* Begin Exercise materials *

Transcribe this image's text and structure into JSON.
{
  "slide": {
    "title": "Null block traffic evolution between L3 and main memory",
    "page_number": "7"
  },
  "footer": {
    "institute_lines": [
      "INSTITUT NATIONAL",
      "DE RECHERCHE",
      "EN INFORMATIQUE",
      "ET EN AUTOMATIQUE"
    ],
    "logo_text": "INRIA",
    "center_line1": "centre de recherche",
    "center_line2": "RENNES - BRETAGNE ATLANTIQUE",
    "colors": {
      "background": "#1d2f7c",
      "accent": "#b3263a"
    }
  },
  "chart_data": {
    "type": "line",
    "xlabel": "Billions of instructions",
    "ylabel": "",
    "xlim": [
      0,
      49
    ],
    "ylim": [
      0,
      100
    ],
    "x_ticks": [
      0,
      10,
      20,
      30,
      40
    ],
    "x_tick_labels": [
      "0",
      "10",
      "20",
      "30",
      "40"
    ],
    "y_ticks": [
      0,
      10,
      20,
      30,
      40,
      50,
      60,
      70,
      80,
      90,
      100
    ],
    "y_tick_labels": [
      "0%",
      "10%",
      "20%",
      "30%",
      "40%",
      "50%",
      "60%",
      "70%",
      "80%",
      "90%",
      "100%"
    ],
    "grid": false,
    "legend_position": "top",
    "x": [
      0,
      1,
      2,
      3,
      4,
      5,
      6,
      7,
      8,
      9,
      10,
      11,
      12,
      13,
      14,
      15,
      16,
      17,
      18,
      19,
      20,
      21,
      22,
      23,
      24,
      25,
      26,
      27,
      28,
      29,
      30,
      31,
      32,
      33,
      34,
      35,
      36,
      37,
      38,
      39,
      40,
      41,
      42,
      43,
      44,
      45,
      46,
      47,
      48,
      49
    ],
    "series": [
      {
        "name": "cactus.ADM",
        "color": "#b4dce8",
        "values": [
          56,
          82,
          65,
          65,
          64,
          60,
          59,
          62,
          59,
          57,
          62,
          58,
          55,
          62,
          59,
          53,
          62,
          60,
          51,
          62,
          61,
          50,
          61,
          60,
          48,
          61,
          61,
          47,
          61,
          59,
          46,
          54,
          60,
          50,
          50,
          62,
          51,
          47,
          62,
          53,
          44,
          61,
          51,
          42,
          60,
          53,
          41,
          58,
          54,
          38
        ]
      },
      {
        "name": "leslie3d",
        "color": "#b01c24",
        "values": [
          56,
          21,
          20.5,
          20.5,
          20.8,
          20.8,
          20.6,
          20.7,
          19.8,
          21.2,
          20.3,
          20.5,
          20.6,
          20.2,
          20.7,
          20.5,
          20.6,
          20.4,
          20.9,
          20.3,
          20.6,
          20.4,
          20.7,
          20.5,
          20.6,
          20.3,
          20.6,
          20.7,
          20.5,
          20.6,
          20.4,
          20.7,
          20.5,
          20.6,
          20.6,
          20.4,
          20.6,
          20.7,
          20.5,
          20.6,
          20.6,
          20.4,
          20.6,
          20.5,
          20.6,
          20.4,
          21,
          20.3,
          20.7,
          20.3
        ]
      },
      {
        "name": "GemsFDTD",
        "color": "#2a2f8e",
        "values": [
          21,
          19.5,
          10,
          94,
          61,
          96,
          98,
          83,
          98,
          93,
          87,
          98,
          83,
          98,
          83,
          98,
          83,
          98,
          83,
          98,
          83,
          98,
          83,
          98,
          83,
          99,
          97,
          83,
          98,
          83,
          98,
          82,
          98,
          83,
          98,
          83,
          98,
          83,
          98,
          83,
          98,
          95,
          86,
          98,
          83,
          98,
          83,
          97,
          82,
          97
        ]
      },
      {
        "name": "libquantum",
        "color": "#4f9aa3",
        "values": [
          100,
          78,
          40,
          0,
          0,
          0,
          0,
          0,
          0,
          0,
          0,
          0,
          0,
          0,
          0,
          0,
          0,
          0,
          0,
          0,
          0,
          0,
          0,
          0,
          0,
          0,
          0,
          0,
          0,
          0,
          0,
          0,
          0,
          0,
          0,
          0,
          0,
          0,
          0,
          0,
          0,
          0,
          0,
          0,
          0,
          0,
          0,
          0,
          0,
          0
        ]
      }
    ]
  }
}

* End Exercise materials *

> _Short exercise_
Copy every line from the entries that contains the word "name".

> _Exercise answer_
        "name": "cactus.ADM",
        "name": "leslie3d",
        "name": "GemsFDTD",
        "name": "libquantum",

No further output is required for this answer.